▶ _Challenge_
Among the entries that follow, tally the lines with the string "count". Give no more than the number.

★ ★ ★ ★

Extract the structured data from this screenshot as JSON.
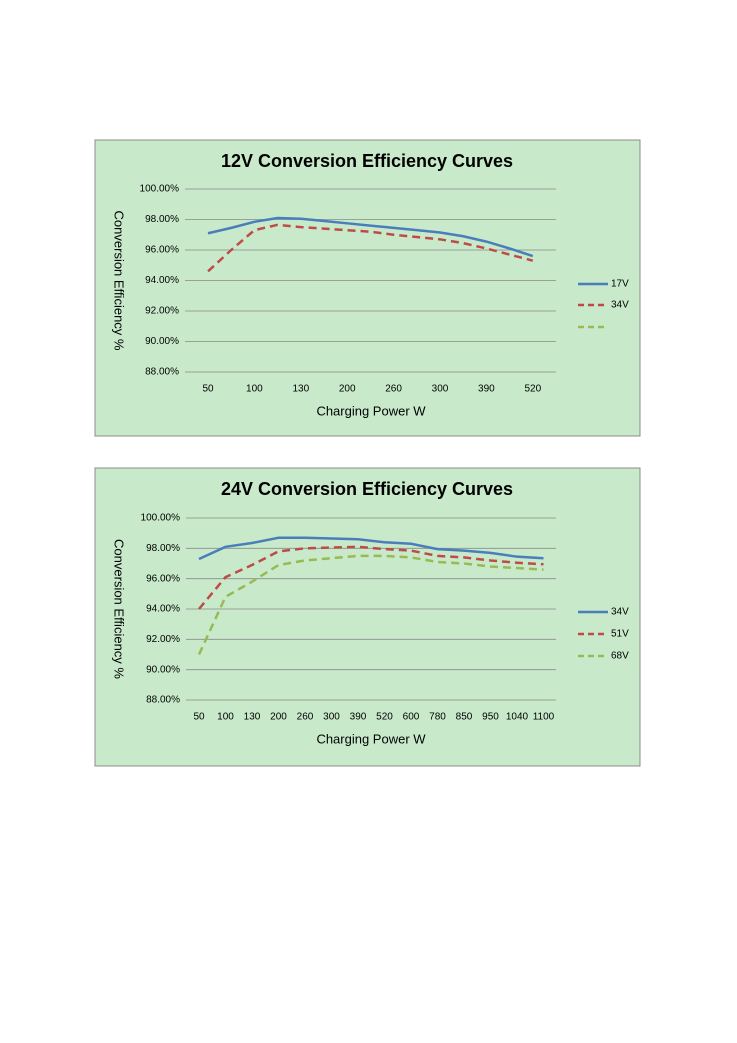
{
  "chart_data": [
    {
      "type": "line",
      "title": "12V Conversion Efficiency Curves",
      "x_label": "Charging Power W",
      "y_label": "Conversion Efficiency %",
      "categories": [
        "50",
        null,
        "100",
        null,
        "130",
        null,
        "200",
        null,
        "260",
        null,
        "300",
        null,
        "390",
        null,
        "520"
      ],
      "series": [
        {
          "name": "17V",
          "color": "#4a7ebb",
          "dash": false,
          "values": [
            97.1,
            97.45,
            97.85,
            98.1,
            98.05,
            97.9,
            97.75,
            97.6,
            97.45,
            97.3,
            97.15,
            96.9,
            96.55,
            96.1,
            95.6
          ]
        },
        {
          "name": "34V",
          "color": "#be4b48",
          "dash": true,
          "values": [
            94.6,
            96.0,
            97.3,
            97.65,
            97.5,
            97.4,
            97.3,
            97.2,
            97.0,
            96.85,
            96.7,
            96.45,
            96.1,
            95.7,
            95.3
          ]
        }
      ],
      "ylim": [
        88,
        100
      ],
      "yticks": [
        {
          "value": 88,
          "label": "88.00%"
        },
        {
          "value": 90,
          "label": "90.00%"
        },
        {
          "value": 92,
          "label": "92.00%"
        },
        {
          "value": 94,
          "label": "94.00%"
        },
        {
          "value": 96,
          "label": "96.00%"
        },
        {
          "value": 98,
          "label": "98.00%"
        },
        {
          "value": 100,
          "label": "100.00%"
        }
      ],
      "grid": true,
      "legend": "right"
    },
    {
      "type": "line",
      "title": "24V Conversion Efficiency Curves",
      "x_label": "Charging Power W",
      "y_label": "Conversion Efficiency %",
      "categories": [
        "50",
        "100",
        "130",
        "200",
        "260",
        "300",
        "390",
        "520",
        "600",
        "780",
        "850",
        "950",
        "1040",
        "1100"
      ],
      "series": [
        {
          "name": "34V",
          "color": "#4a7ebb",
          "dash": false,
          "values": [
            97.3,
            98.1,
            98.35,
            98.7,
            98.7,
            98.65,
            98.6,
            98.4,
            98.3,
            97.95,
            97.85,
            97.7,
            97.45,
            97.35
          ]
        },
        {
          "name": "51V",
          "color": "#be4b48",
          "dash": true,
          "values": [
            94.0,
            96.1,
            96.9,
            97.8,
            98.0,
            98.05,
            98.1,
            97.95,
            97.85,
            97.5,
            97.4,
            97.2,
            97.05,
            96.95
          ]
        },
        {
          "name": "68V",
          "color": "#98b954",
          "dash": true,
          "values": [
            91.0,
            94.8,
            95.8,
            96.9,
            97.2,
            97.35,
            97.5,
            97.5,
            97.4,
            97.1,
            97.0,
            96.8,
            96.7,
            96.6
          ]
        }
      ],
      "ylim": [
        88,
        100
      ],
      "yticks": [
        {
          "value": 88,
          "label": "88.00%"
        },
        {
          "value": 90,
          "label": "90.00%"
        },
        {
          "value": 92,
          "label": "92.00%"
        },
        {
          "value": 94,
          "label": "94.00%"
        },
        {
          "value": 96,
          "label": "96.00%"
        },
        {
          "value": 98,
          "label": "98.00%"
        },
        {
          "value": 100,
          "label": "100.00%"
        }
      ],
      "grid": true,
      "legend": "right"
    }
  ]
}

★ ★ ★ ★

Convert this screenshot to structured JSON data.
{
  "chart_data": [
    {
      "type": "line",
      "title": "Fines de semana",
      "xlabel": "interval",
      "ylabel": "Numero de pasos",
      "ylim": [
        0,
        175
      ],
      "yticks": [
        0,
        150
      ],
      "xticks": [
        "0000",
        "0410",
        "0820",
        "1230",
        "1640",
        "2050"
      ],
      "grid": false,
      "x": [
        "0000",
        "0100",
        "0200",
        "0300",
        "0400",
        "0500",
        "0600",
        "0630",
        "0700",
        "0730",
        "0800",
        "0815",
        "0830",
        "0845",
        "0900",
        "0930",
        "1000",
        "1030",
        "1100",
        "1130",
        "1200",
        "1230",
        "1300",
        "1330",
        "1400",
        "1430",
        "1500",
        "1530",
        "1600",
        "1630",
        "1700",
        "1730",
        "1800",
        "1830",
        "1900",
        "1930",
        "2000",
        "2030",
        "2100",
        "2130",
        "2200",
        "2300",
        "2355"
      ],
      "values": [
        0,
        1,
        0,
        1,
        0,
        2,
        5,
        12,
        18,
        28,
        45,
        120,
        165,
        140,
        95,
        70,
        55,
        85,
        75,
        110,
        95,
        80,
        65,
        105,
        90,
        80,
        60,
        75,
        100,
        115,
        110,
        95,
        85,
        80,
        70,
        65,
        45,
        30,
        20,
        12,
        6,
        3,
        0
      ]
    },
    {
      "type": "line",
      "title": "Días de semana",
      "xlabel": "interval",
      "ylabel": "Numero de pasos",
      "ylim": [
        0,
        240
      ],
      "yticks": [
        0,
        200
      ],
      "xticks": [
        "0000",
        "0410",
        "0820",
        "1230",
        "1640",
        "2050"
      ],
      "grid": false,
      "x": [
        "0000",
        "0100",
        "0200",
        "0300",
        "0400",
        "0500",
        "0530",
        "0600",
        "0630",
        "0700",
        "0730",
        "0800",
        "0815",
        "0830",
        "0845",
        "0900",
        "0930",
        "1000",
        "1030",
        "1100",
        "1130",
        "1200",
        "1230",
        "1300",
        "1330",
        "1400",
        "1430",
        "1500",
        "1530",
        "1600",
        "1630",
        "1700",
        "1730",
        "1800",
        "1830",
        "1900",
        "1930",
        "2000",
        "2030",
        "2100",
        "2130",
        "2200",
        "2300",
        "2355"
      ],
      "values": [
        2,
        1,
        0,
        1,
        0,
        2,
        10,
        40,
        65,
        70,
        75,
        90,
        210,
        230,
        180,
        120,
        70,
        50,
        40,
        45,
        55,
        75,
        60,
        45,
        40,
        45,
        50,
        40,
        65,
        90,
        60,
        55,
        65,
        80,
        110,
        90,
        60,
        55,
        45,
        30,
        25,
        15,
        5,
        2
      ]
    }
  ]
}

★ ★ ★ ★

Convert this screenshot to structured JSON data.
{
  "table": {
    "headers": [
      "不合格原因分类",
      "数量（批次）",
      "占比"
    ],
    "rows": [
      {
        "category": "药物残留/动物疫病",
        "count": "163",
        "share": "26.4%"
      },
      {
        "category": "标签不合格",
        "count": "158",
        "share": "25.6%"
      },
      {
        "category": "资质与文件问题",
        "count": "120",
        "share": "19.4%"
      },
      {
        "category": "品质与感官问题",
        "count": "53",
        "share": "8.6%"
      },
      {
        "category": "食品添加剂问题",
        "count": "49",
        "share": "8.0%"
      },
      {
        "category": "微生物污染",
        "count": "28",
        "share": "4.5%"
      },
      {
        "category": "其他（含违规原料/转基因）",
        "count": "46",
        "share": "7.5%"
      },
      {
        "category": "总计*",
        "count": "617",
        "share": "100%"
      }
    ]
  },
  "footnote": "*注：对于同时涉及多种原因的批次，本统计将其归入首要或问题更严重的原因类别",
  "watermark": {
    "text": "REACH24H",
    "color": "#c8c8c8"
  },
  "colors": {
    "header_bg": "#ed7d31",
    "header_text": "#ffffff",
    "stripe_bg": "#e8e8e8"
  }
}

★ ★ ★ ★

▶ _Finished exercise_
8